§ Entries shown
>> Begin

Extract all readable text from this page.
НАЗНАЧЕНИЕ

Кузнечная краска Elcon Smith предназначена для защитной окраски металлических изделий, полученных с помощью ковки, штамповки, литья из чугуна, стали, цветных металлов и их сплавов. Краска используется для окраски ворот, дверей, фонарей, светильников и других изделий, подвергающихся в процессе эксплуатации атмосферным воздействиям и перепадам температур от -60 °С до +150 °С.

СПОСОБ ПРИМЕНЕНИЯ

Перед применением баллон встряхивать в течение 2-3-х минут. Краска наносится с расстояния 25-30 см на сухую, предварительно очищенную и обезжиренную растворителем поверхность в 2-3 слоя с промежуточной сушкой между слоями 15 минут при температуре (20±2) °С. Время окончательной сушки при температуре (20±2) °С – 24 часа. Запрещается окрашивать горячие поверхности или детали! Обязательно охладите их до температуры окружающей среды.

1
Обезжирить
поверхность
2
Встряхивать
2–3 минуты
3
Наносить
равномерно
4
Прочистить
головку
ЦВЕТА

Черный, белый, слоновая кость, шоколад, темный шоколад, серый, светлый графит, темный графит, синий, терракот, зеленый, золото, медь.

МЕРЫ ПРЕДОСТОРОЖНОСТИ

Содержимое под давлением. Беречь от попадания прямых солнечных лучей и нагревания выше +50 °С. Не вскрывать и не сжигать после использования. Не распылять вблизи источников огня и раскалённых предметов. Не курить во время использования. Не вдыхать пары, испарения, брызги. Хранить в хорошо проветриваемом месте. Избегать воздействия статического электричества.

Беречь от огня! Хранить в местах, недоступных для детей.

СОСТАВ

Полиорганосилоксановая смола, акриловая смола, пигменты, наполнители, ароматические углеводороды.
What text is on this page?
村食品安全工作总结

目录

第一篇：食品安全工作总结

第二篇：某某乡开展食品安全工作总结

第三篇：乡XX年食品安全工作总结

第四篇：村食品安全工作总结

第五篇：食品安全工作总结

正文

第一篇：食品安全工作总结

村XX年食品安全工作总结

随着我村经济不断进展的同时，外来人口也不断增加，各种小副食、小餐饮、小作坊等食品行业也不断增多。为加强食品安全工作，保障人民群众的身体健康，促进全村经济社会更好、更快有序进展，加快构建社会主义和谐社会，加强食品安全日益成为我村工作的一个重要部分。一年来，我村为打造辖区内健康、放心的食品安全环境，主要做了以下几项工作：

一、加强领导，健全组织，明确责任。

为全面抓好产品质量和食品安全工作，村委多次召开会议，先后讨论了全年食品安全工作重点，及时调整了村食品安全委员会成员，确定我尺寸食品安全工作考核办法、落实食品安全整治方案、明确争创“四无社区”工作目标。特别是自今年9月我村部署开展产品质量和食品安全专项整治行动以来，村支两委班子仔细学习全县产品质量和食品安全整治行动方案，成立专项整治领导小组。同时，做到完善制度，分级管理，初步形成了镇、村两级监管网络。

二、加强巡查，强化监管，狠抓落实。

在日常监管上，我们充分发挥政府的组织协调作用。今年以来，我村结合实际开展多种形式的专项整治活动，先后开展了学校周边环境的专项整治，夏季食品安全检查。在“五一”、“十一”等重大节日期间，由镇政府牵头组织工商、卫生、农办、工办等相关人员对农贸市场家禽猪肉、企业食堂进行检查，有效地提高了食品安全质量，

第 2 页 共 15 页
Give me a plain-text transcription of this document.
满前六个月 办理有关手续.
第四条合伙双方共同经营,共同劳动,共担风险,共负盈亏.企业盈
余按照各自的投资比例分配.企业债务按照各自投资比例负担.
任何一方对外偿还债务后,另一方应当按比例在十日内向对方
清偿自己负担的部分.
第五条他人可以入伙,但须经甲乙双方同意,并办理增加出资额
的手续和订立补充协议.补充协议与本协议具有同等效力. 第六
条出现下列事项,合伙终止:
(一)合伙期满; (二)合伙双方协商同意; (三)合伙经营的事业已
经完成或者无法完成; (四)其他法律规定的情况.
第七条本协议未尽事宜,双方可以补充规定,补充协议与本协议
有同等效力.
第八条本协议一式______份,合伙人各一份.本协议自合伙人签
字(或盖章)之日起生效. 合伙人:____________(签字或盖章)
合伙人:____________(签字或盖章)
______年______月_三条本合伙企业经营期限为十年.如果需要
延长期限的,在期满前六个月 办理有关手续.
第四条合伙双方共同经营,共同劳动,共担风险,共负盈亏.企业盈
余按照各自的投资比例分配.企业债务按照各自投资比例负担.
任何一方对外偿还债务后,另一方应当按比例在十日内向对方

>> End

§ What to produce
Give again only the lines starting at the one that contains "Give me a plain-text" and running to the end of the data.

§ Exercise answer
Give me a plain-text transcription of this document.
满前六个月 办理有关手续.
第四条合伙双方共同经营,共同劳动,共担风险,共负盈亏.企业盈
余按照各自的投资比例分配.企业债务按照各自投资比例负担.
任何一方对外偿还债务后,另一方应当按比例在十日内向对方
清偿自己负担的部分.
第五条他人可以入伙,但须经甲乙双方同意,并办理增加出资额
的手续和订立补充协议.补充协议与本协议具有同等效力. 第六
条出现下列事项,合伙终止:
(一)合伙期满; (二)合伙双方协商同意; (三)合伙经营的事业已
经完成或者无法完成; (四)其他法律规定的情况.
第七条本协议未尽事宜,双方可以补充规定,补充协议与本协议
有同等效力.
第八条本协议一式______份,合伙人各一份.本协议自合伙人签
字(或盖章)之日起生效. 合伙人:____________(签字或盖章)
合伙人:____________(签字或盖章)
______年______月_三条本合伙企业经营期限为十年.如果需要
延长期限的,在期满前六个月 办理有关手续.
第四条合伙双方共同经营,共同劳动,共担风险,共负盈亏.企业盈
余按照各自的投资比例分配.企业债务按照各自投资比例负担.
任何一方对外偿还债务后,另一方应当按比例在十日内向对方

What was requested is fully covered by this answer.